# Short task
Leave the pictures out, and retype all of the material exactly as written.

----------------------------------------

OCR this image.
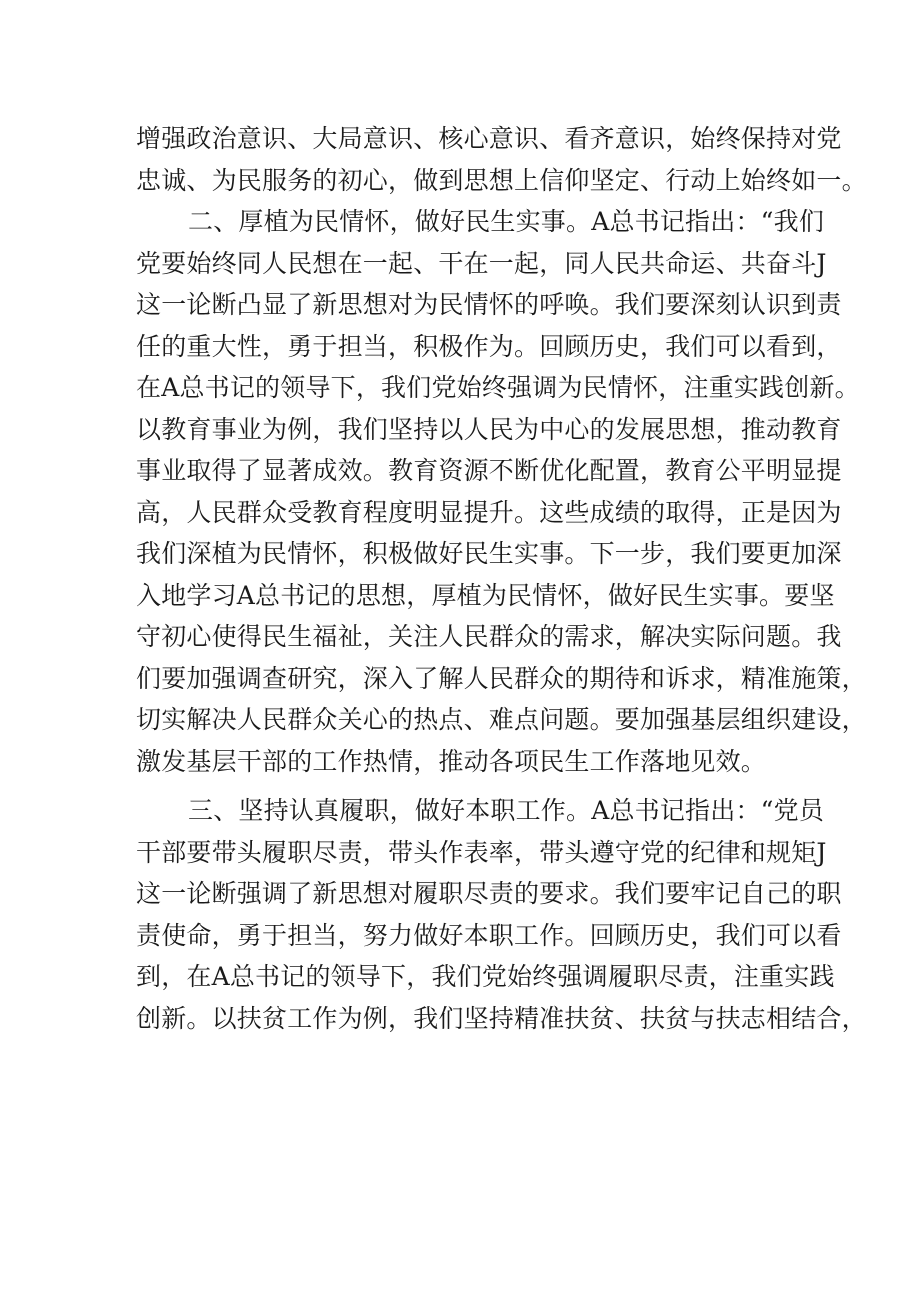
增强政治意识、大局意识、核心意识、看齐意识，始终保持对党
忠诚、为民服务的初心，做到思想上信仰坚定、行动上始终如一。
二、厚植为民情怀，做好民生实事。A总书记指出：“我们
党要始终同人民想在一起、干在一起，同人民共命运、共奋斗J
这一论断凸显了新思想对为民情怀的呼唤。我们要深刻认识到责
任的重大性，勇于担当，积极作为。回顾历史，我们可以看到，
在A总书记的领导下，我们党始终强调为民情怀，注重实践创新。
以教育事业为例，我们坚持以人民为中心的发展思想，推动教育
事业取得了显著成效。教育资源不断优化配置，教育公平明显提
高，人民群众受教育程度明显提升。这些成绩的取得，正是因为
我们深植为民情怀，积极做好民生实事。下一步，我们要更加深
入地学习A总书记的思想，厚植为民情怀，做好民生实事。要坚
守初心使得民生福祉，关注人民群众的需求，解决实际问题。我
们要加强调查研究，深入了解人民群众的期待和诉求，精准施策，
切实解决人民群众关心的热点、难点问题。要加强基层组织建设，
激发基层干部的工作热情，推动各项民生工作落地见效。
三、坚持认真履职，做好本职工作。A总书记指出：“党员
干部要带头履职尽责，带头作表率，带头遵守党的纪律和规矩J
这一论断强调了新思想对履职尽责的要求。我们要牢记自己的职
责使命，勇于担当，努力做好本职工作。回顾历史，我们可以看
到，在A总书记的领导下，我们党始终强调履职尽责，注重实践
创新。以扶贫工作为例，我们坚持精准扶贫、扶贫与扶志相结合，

----------------------------------------

# Solution to the exercise
OCR this image.
增强政治意识、大局意识、核心意识、看齐意识，始终保持对党
忠诚、为民服务的初心，做到思想上信仰坚定、行动上始终如一。
二、厚植为民情怀，做好民生实事。A总书记指出：“我们
党要始终同人民想在一起、干在一起，同人民共命运、共奋斗J
这一论断凸显了新思想对为民情怀的呼唤。我们要深刻认识到责
任的重大性，勇于担当，积极作为。回顾历史，我们可以看到，
在A总书记的领导下，我们党始终强调为民情怀，注重实践创新。
以教育事业为例，我们坚持以人民为中心的发展思想，推动教育
事业取得了显著成效。教育资源不断优化配置，教育公平明显提
高，人民群众受教育程度明显提升。这些成绩的取得，正是因为
我们深植为民情怀，积极做好民生实事。下一步，我们要更加深
入地学习A总书记的思想，厚植为民情怀，做好民生实事。要坚
守初心使得民生福祉，关注人民群众的需求，解决实际问题。我
们要加强调查研究，深入了解人民群众的期待和诉求，精准施策，
切实解决人民群众关心的热点、难点问题。要加强基层组织建设，
激发基层干部的工作热情，推动各项民生工作落地见效。
三、坚持认真履职，做好本职工作。A总书记指出：“党员
干部要带头履职尽责，带头作表率，带头遵守党的纪律和规矩J
这一论断强调了新思想对履职尽责的要求。我们要牢记自己的职
责使命，勇于担当，努力做好本职工作。回顾历史，我们可以看
到，在A总书记的领导下，我们党始终强调履职尽责，注重实践
创新。以扶贫工作为例，我们坚持精准扶贫、扶贫与扶志相结合，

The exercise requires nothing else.